### Задание A:
Перескажите короче абзац текста о Розанове и Толстом, начинающийся словами «Разгадать эту загадку нелегко». Сохраните его главные факты.

-------- Исходный текст --------

Вокруг Льва Толстого
Весьма странное обстоятельство: Розанов ни строчкой не обмолвился о семейной теме у Льва Толстого. Вернее, строчки были, но текстов или хотя бы осмысленных абзацев на эту тему Розанов не публикует. Он утверждает: «Толстой бесконечно дорог суммою своих писаний, где он дал быт семьи, психологию семьи и, в частности, где он никогда не обегал, как щекотливости, тем рождения и беременности, кроме зачатия, которое он почему-то отделяет от рождения» {274} — и не развивает ни один из этих тезисов. Бесконечно ценит гений Толстого, влюблен в свою семейную тему, страдает и кричит в прессе о том, что редко ее видит в прошлом и настоящем русской мысли, и… совершенно молчит о Толстом с его «Анной Карениной», «Воскресением», «Крейцеровой сонатой», «Отцом Сергием».
И только в одном случае язык «прорезывается», когда слышит из уст Владимира Ивановича Немировича-Данченко счастливо обнаруженную после смерти Толстого пьесу «Живой труп»: «Толстой вынудился сказать за развод слово такой яркости, такой убедительности и невозражаемости, какого решительно ни одному писателю не удавалось сказать» {275}.
Разгадать эту загадку нелегко, — по крайней мере, не легче, чем Розанову было догадаться, почему же талантливо написанная и столь необходимая для общества пьеса была Львом Толстым в течение целого десятилетия укрыта от посторонних глаз. Пьесу ждали к постановке два театра — Художественный и Малый, но Толстой предпочел никому не сообщать о ходе работы над текстом. Причины «сокрытия» текста интересуют Розанова в первую очередь потому, что, видимо, здесь и кроется причина их глубоких расхождений в «семейном вопросе». Еще в начале века Розанов позволял себе в прессе называть Толстого на «ты» и неистово воевать с ним через печатное слово. А здесь, в последние годы жизни Толстого, Розанов, похоже, отказывает себе в радости боевого спора со «всемирным моральным авторитетом».

--------

### Задание B:
Обновите в записях ниже отрезок от строки с «x-tick-2020: 2020: [329, 400, 362, 417]» до строки с «legend-label-bad: バッドシナリオ: [457, 150, 549, 166]» включительно, заменив «x-tick» на «x-axis-tick». Все остальное оставьте без изменений и приведите только эти строки.

-------- Материалы к упражнению --------

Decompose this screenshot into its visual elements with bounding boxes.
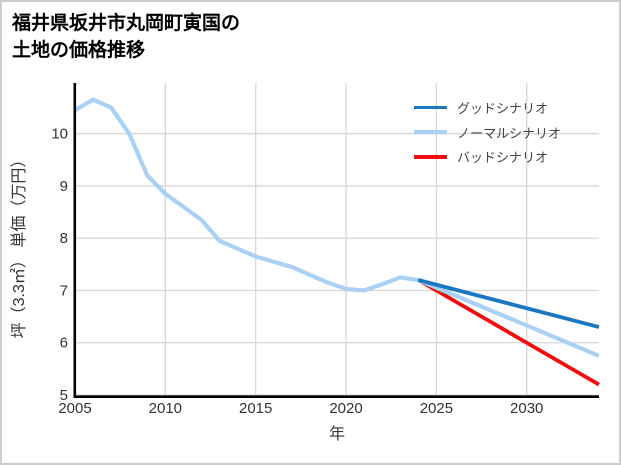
x-tick-2020: 2020: [329, 400, 362, 417]
y-tick-8: 8: [60, 230, 68, 247]
y-tick-7: 7: [60, 282, 68, 299]
x-tick-labels: 2005 2010 2015 2020 2025 2030: [58, 400, 543, 417]
y-tick-10: 10: [51, 126, 68, 143]
legend-item-good: グッドシナリオ: [414, 95, 561, 120]
legend-label-bad: バッドシナリオ: [457, 150, 549, 166]
y-tick-9: 9: [60, 178, 68, 195]
page-title-line1: 福井県坂井市丸岡町寅国の: [12, 13, 241, 34]
x-tick-2015: 2015: [239, 400, 272, 417]
y-tick-labels: 5 6 7 8 9 10: [51, 126, 68, 404]
series-line-2: [417, 278, 600, 387]
legend-label-normal: ノーマルシナリオ: [457, 125, 562, 141]
legend: グッドシナリオ ノーマルシナリオ バッドシナリオ: [414, 95, 561, 169]
good-scenario-line-swatch: [414, 105, 447, 110]
series-lines: [73, 97, 600, 387]
x-tick-2030: 2030: [510, 400, 543, 417]
y-tick-6: 6: [60, 335, 68, 352]
page-title: 福井県坂井市丸岡町寅国の 土地の価格推移: [12, 10, 240, 64]
series-line-1: [73, 97, 600, 358]
legend-label-good: グッドシナリオ: [457, 100, 549, 116]
normal-scenario-line-swatch: [414, 130, 447, 134]
series-line-0: [417, 278, 600, 329]
y-tick-5: 5: [60, 387, 68, 404]
bad-scenario-line-swatch: [414, 154, 447, 159]
x-tick-2010: 2010: [149, 400, 182, 417]
x-tick-2005: 2005: [58, 400, 91, 417]
legend-item-bad: バッドシナリオ: [414, 144, 561, 169]
x-axis-label: 年: [329, 425, 345, 443]
legend-item-normal: ノーマルシナリオ: [414, 120, 561, 145]
y-axis-label: 坪（3.3㎡） 単価（万円）: [10, 152, 28, 339]
axis-spines: [73, 83, 599, 399]
x-tick-2025: 2025: [420, 400, 453, 417]
page-title-line2: 土地の価格推移: [12, 40, 146, 61]
gridlines: [75, 83, 599, 397]
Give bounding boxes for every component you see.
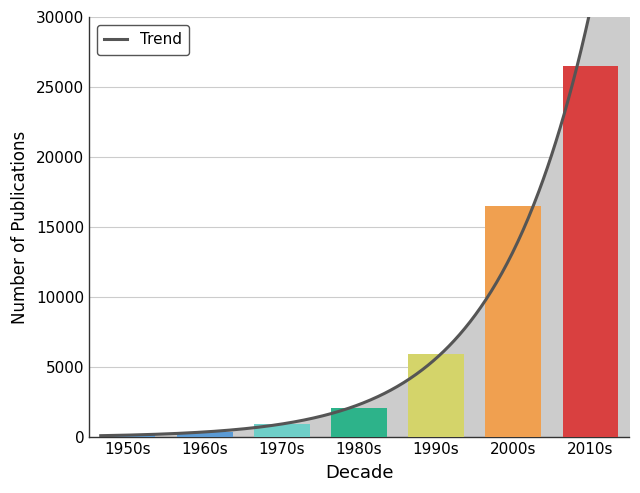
Trend — [97, 433, 104, 439]
Bar — [563, 66, 618, 437]
Bar — [254, 424, 310, 437]
Line: Trend: Trend — [100, 0, 629, 436]
Bar — [408, 354, 464, 437]
Trend — [383, 389, 390, 395]
Bar — [332, 408, 387, 437]
Bar — [177, 432, 232, 437]
Bar — [486, 206, 541, 437]
Trend — [530, 202, 538, 208]
Trend — [351, 403, 358, 409]
X-axis label: Decade: Decade — [324, 464, 393, 482]
Y-axis label: Number of Publications: Number of Publications — [11, 131, 29, 324]
Bar — [100, 435, 156, 437]
Legend: Trend: Trend — [97, 25, 189, 55]
Trend — [348, 404, 355, 410]
Trend — [412, 372, 419, 378]
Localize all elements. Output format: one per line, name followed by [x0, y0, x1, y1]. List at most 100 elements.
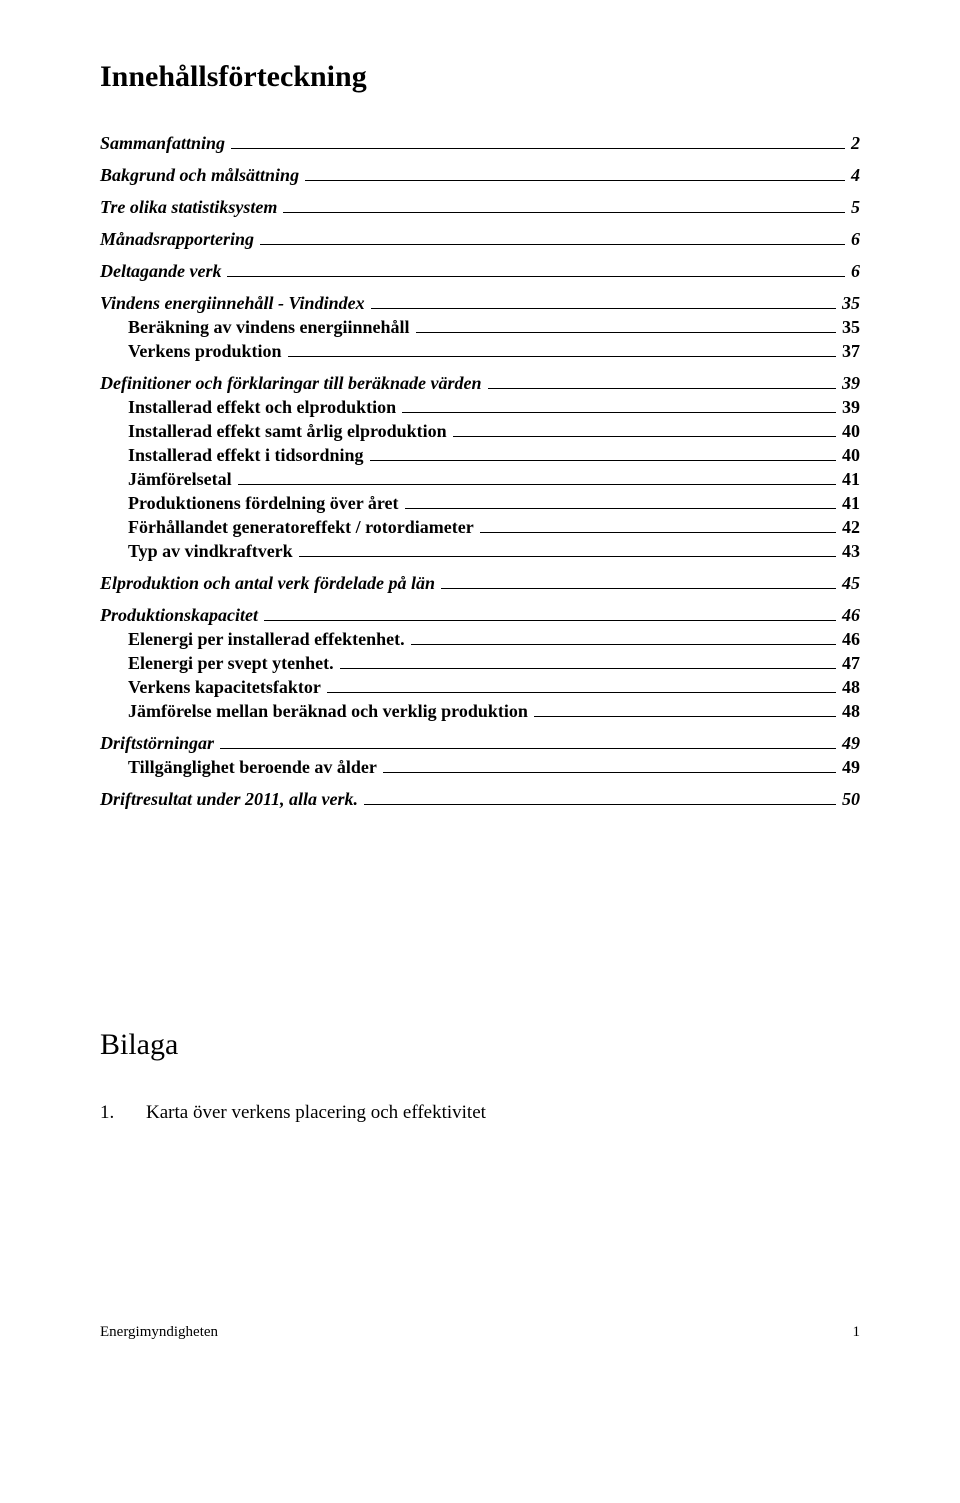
toc-entry-label: Verkens kapacitetsfaktor	[128, 678, 325, 696]
toc-entry: Elenergi per svept ytenhet. 47	[128, 654, 860, 672]
toc-entry: Tre olika statistiksystem 5	[100, 198, 860, 216]
toc-entry-label: Tre olika statistiksystem	[100, 198, 281, 216]
toc-entry-page: 49	[838, 734, 860, 752]
toc-entry-page: 47	[838, 654, 860, 672]
footer-label: Energimyndigheten	[100, 1324, 218, 1341]
toc-entry-label: Installerad effekt i tidsordning	[128, 446, 368, 464]
toc-entry-page: 49	[838, 758, 860, 776]
toc-entry-label: Jämförelse mellan beräknad och verklig p…	[128, 702, 532, 720]
toc-entry: Månadsrapportering6	[100, 230, 860, 248]
toc-entry-label: Bakgrund och målsättning	[100, 166, 303, 184]
toc-entry: Elenergi per installerad effektenhet. 46	[128, 630, 860, 648]
toc-entry: Driftstörningar 49	[100, 734, 860, 752]
toc-entry: Definitioner och förklaringar till beräk…	[100, 374, 860, 392]
toc-leader-line	[227, 276, 845, 277]
toc-leader-line	[364, 804, 836, 805]
toc-entry: Produktionens fördelning över året41	[128, 494, 860, 512]
toc-leader-line	[288, 356, 836, 357]
toc-entry-page: 46	[838, 630, 860, 648]
toc-entry: Driftresultat under 2011, alla verk. 50	[100, 790, 860, 808]
toc-entry-label: Verkens produktion	[128, 342, 286, 360]
toc-entry-label: Jämförelsetal	[128, 470, 236, 488]
toc-entry: Beräkning av vindens energiinnehåll 35	[128, 318, 860, 336]
appendix-item-number: 1.	[100, 1102, 146, 1124]
toc-entry-label: Beräkning av vindens energiinnehåll	[128, 318, 414, 336]
toc-entry-label: Installerad effekt och elproduktion	[128, 398, 400, 416]
toc-entry-page: 39	[838, 398, 860, 416]
toc-entry-page: 41	[838, 470, 860, 488]
toc-leader-line	[305, 180, 845, 181]
toc-entry-page: 48	[838, 702, 860, 720]
toc-leader-line	[480, 532, 836, 533]
toc-leader-line	[220, 748, 836, 749]
toc-entry-label: Vindens energiinnehåll - Vindindex	[100, 294, 369, 312]
toc-entry-page: 46	[838, 606, 860, 624]
toc-entry-page: 48	[838, 678, 860, 696]
toc-entry-page: 37	[838, 342, 860, 360]
toc-entry-page: 50	[838, 790, 860, 808]
toc-entry-page: 4	[847, 166, 860, 184]
toc-entry-page: 39	[838, 374, 860, 392]
toc-entry: Elproduktion och antal verk fördelade på…	[100, 574, 860, 592]
toc-entry-label: Elproduktion och antal verk fördelade på…	[100, 574, 439, 592]
appendix-item: 1.Karta över verkens placering och effek…	[100, 1102, 860, 1124]
toc-entry-page: 40	[838, 422, 860, 440]
toc-entry-label: Typ av vindkraftverk	[128, 542, 297, 560]
toc-entry-label: Elenergi per installerad effektenhet.	[128, 630, 409, 648]
toc-entry-page: 2	[847, 134, 860, 152]
toc-entry-label: Månadsrapportering	[100, 230, 258, 248]
toc-entry-page: 45	[838, 574, 860, 592]
toc-entry-label: Sammanfattning	[100, 134, 229, 152]
toc-leader-line	[327, 692, 836, 693]
toc-entry-label: Driftstörningar	[100, 734, 218, 752]
toc-leader-line	[238, 484, 836, 485]
toc-leader-line	[441, 588, 836, 589]
appendix-list: 1.Karta över verkens placering och effek…	[100, 1102, 860, 1124]
toc-leader-line	[405, 508, 836, 509]
page-footer: Energimyndigheten 1	[100, 1324, 860, 1341]
toc-leader-line	[340, 668, 836, 669]
table-of-contents: Sammanfattning 2 Bakgrund och målsättning 4…	[100, 134, 860, 808]
toc-leader-line	[534, 716, 836, 717]
toc-entry: Vindens energiinnehåll - Vindindex 35	[100, 294, 860, 312]
toc-entry-label: Förhållandet generatoreffekt / rotordiam…	[128, 518, 478, 536]
toc-entry-page: 43	[838, 542, 860, 560]
toc-leader-line	[283, 212, 845, 213]
toc-leader-line	[371, 308, 836, 309]
toc-leader-line	[370, 460, 836, 461]
toc-entry-page: 6	[847, 262, 860, 280]
toc-leader-line	[299, 556, 836, 557]
toc-leader-line	[416, 332, 836, 333]
toc-entry-page: 35	[838, 294, 860, 312]
toc-entry-page: 40	[838, 446, 860, 464]
page-title: Innehållsförteckning	[100, 60, 860, 94]
toc-entry: Tillgänglighet beroende av ålder49	[128, 758, 860, 776]
toc-entry: Produktionskapacitet 46	[100, 606, 860, 624]
toc-entry: Installerad effekt i tidsordning 40	[128, 446, 860, 464]
toc-entry: Verkens kapacitetsfaktor 48	[128, 678, 860, 696]
toc-entry-page: 41	[838, 494, 860, 512]
toc-entry-page: 35	[838, 318, 860, 336]
toc-entry-label: Deltagande verk	[100, 262, 225, 280]
toc-entry-label: Driftresultat under 2011, alla verk.	[100, 790, 362, 808]
toc-entry: Typ av vindkraftverk 43	[128, 542, 860, 560]
toc-leader-line	[231, 148, 845, 149]
toc-entry: Installerad effekt samt årlig elprodukti…	[128, 422, 860, 440]
toc-entry-label: Produktionskapacitet	[100, 606, 262, 624]
toc-entry: Verkens produktion 37	[128, 342, 860, 360]
toc-entry-page: 42	[838, 518, 860, 536]
appendix-item-text: Karta över verkens placering och effekti…	[146, 1102, 486, 1123]
toc-entry-label: Installerad effekt samt årlig elprodukti…	[128, 422, 451, 440]
toc-entry-page: 5	[847, 198, 860, 216]
toc-entry-label: Elenergi per svept ytenhet.	[128, 654, 338, 672]
toc-leader-line	[488, 388, 836, 389]
toc-entry: Sammanfattning 2	[100, 134, 860, 152]
toc-entry: Jämförelse mellan beräknad och verklig p…	[128, 702, 860, 720]
appendix-heading: Bilaga	[100, 1028, 860, 1062]
toc-entry-label: Definitioner och förklaringar till beräk…	[100, 374, 486, 392]
toc-leader-line	[402, 412, 836, 413]
toc-entry: Jämförelsetal 41	[128, 470, 860, 488]
toc-leader-line	[264, 620, 836, 621]
toc-leader-line	[383, 772, 836, 773]
toc-entry: Deltagande verk 6	[100, 262, 860, 280]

--------

### Результат выполнения A:
Эту загадку разгадать не легче, чем Розанову было понять, почему Толстой целое десятилетие скрывал талантливую и нужную обществу пьесу. Ее ждали к постановке Художественный и Малый театры, но Толстой никому не сообщал о ходе работы над текстом. Розанова причины этого «сокрытия» интересуют прежде всего потому, что в них, видимо, кроется причина их глубоких расхождений в «семейном вопросе». В начале века Розанов обращался к Толстому в прессе на «ты» и неистово с ним воевал, а в последние годы жизни Толстого, похоже, отказывает себе в радости спора со «всемирным моральным авторитетом».

### Результат выполнения B:
x-axis-tick-2020: 2020: [329, 400, 362, 417]
y-tick-8: 8: [60, 230, 68, 247]
y-tick-7: 7: [60, 282, 68, 299]
x-axis-tick-labels: 2005 2010 2015 2020 2025 2030: [58, 400, 543, 417]
y-tick-10: 10: [51, 126, 68, 143]
legend-item-good: グッドシナリオ: [414, 95, 561, 120]
legend-label-bad: バッドシナリオ: [457, 150, 549, 166]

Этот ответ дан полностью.